=== PROBLEM DETAILS ===
Every line below that holds the string "reading" should be copied out.

=== INFORMATION GIVEN ===
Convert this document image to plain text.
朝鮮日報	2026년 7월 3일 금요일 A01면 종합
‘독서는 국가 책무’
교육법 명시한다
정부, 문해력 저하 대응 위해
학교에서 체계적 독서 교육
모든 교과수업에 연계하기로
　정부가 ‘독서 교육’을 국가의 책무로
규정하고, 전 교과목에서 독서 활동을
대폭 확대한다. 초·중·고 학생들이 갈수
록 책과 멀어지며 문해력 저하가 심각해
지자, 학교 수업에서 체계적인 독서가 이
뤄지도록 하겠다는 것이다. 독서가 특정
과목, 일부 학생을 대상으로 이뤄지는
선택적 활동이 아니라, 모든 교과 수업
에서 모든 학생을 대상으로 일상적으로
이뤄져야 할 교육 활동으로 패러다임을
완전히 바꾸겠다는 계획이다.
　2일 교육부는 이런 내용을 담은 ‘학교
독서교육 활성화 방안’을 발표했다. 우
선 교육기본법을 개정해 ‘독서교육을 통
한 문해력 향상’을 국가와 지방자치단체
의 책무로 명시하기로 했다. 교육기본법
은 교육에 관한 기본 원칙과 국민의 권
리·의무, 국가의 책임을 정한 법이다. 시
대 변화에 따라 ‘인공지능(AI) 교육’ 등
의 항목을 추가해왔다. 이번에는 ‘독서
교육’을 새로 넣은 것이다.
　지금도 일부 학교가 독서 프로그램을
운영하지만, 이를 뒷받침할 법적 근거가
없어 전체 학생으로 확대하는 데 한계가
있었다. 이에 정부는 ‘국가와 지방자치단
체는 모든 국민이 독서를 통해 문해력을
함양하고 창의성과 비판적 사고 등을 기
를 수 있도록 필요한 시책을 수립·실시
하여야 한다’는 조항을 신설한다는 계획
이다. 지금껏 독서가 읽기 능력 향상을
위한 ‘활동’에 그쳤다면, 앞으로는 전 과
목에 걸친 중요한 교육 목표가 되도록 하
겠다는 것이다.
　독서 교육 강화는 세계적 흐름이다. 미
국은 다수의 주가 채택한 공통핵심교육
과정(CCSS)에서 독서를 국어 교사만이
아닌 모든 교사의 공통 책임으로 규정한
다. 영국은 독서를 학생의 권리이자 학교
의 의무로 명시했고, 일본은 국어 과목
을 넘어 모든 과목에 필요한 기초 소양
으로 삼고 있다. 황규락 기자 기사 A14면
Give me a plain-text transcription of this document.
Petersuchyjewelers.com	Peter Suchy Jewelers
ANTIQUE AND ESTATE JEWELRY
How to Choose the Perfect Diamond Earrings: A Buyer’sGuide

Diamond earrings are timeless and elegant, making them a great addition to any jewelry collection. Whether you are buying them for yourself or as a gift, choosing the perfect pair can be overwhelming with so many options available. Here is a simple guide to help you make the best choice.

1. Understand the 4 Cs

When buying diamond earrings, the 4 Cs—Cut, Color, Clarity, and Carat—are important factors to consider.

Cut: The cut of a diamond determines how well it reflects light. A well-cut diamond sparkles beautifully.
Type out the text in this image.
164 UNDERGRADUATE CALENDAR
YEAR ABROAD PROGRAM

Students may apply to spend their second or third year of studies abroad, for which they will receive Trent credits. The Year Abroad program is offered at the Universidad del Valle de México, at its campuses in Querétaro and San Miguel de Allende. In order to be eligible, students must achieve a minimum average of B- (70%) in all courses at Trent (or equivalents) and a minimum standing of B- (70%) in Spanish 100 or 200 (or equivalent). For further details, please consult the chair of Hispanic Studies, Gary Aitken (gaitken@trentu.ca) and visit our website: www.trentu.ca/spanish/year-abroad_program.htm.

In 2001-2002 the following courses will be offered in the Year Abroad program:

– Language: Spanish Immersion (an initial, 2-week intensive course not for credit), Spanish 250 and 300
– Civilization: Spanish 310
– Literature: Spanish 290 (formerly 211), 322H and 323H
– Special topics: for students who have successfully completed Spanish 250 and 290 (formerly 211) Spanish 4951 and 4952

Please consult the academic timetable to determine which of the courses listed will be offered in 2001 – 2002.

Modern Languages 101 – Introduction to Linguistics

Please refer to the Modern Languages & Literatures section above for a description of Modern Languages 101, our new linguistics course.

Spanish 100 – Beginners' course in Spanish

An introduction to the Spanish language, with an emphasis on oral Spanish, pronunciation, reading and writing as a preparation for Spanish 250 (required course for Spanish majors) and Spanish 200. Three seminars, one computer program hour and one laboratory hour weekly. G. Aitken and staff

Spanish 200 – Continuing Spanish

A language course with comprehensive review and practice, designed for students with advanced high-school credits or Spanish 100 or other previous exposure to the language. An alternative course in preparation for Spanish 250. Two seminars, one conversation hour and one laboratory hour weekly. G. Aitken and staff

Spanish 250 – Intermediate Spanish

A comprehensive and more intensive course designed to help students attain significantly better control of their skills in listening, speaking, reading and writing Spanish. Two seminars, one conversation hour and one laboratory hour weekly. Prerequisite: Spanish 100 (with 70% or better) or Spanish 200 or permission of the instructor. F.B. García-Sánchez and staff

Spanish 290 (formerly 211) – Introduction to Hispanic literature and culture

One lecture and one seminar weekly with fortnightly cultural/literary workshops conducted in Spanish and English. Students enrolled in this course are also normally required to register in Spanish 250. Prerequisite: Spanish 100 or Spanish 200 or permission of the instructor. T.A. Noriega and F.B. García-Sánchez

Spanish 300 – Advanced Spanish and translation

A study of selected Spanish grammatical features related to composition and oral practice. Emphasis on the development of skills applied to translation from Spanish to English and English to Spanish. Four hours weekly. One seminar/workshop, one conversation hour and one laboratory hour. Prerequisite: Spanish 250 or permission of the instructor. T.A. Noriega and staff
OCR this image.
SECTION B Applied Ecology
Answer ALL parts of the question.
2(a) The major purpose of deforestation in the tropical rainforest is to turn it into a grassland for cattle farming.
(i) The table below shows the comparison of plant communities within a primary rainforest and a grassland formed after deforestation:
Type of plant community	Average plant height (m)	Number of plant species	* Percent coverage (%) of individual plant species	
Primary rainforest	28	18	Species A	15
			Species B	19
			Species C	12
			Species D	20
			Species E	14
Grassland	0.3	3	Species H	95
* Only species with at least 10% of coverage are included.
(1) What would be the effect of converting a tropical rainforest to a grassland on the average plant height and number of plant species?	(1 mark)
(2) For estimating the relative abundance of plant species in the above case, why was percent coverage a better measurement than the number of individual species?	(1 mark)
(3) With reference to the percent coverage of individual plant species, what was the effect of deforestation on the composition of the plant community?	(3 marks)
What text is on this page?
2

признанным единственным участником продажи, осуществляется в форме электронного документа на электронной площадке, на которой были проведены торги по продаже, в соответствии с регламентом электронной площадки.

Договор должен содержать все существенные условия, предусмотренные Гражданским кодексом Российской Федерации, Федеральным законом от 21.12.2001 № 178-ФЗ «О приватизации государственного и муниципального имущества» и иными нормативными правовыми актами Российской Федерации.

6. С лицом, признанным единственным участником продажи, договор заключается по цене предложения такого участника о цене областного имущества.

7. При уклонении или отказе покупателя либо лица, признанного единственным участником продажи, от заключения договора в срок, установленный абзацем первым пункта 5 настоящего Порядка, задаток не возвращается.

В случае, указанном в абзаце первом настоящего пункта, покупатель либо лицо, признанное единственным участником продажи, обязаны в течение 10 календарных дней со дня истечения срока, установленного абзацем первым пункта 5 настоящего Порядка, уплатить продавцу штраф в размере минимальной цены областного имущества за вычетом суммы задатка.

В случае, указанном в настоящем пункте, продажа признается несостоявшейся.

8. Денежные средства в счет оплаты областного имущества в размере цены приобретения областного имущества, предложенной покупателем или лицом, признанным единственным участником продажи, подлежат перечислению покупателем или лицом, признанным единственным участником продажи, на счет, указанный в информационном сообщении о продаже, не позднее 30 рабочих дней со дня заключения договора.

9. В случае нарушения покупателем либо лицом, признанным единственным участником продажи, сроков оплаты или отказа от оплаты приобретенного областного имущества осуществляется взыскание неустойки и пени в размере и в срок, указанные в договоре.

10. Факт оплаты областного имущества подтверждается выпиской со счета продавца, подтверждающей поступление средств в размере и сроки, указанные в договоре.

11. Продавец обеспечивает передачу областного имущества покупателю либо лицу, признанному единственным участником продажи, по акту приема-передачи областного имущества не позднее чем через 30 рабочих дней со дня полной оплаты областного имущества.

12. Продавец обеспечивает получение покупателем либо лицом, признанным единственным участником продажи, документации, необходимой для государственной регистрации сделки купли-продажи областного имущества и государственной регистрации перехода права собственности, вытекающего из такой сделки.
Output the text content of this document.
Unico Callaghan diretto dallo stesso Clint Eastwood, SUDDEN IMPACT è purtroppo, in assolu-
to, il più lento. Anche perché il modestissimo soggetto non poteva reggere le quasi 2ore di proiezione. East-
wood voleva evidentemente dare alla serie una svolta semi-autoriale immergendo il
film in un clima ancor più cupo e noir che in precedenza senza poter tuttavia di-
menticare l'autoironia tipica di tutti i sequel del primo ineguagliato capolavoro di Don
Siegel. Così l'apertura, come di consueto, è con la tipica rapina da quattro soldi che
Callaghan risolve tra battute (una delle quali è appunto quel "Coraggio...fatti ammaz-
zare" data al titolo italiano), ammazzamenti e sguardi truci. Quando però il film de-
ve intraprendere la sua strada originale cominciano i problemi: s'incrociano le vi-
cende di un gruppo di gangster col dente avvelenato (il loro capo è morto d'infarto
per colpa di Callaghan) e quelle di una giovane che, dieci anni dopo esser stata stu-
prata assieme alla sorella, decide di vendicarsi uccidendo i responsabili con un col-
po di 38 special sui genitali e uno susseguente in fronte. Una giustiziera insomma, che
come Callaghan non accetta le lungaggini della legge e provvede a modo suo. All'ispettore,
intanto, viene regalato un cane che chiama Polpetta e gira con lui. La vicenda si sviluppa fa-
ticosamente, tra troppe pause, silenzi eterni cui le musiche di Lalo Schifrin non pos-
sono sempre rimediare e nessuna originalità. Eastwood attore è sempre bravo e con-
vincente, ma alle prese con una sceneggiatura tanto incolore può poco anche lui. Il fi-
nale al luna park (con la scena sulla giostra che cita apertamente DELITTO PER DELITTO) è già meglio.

=== OUTPUT FOR THIS EXERCISE ===
An introduction to the Spanish language, with an emphasis on oral Spanish, pronunciation, reading and writing as a preparation for Spanish 250 (required course for Spanish majors) and Spanish 200. Three seminars, one computer program hour and one laboratory hour weekly. G. Aitken and staff
A comprehensive and more intensive course designed to help students attain significantly better control of their skills in listening, speaking, reading and writing Spanish. Two seminars, one conversation hour and one laboratory hour weekly. Prerequisite: Spanish 100 (with 70% or better) or Spanish 200 or permission of the instructor. F.B. García-Sánchez and staff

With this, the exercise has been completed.